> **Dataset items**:
▼
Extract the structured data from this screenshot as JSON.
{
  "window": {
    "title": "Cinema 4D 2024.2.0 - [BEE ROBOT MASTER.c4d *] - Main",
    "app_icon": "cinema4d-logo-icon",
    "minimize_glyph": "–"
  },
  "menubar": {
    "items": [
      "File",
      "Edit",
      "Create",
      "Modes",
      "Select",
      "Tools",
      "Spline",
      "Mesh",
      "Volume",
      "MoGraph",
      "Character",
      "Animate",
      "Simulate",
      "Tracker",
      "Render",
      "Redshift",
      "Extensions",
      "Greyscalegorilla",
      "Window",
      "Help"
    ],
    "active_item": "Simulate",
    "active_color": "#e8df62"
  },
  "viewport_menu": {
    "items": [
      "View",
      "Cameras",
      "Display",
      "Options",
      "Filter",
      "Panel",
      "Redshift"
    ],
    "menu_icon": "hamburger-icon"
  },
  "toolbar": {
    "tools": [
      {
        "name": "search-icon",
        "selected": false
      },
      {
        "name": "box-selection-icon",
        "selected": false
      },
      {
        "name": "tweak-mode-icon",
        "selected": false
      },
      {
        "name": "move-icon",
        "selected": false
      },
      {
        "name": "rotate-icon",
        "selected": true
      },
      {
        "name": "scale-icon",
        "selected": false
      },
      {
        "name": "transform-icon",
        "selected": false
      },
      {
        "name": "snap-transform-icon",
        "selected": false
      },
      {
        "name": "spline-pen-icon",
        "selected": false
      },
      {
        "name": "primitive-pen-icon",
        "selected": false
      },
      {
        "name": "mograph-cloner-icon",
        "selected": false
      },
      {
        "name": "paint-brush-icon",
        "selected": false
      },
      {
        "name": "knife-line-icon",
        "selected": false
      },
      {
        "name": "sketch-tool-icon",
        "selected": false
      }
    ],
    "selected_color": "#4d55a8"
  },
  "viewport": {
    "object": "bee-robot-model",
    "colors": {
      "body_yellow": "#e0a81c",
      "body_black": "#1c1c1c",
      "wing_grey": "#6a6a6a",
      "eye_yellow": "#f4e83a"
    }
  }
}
▲
> **SHORT EXERCISE**: Using the entries above, tally how many lines have the word "transform" in them; write the number and nothing more.

> **EXERCISE RESPONSE**: 2